*Given exercise:*
Read the listing and extract each line that includes the word "Visa".

*Data shown:*
__________

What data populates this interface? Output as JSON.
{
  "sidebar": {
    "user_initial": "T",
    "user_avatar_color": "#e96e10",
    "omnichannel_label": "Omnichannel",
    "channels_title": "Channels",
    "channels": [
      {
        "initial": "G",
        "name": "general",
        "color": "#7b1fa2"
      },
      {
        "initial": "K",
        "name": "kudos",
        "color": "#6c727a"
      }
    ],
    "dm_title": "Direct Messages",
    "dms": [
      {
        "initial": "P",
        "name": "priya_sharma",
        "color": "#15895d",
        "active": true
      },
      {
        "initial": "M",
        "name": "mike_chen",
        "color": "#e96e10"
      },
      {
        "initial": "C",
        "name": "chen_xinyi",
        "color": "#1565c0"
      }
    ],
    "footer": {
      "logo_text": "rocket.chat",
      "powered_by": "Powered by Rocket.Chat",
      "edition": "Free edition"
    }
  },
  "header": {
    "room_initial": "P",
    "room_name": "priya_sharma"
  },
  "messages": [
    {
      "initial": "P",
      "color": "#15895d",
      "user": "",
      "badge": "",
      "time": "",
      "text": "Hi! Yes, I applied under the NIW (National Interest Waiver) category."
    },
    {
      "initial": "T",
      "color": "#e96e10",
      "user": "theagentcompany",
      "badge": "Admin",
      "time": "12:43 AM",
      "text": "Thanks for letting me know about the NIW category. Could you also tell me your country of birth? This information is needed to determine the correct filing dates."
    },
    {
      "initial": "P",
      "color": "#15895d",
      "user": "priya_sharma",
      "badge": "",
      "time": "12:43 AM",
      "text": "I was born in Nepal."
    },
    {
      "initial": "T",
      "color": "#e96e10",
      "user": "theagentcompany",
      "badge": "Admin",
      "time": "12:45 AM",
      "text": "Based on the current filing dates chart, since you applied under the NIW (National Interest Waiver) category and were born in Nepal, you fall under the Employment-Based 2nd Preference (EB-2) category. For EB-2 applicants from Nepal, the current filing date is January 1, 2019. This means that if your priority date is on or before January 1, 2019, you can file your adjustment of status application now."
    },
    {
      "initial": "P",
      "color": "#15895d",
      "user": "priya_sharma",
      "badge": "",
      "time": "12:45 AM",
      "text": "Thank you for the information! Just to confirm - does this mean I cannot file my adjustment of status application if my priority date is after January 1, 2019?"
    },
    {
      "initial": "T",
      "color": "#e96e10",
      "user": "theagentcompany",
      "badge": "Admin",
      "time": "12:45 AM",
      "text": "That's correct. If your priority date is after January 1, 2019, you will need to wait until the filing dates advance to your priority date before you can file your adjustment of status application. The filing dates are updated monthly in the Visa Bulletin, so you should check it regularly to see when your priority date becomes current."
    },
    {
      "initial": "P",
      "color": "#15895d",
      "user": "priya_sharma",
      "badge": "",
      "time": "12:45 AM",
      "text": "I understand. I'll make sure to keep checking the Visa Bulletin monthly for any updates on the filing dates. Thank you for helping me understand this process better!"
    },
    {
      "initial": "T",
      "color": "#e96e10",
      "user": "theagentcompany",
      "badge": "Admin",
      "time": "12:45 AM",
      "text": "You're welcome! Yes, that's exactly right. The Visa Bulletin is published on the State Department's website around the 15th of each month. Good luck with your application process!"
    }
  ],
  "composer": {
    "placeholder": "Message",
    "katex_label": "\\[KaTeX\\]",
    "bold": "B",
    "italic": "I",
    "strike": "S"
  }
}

__________

*The output:*
      "text": "That's correct. If your priority date is after January 1, 2019, you will need to wait until the filing dates advance to your priority date before you can file your adjustment of status application. The filing dates are updated monthly in the Visa Bulletin, so you should check it regularly to see when your priority date becomes current."
      "text": "I understand. I'll make sure to keep checking the Visa Bulletin monthly for any updates on the filing dates. Thank you for helping me understand this process better!"
      "text": "You're welcome! Yes, that's exactly right. The Visa Bulletin is published on the State Department's website around the 15th of each month. Good luck with your application process!"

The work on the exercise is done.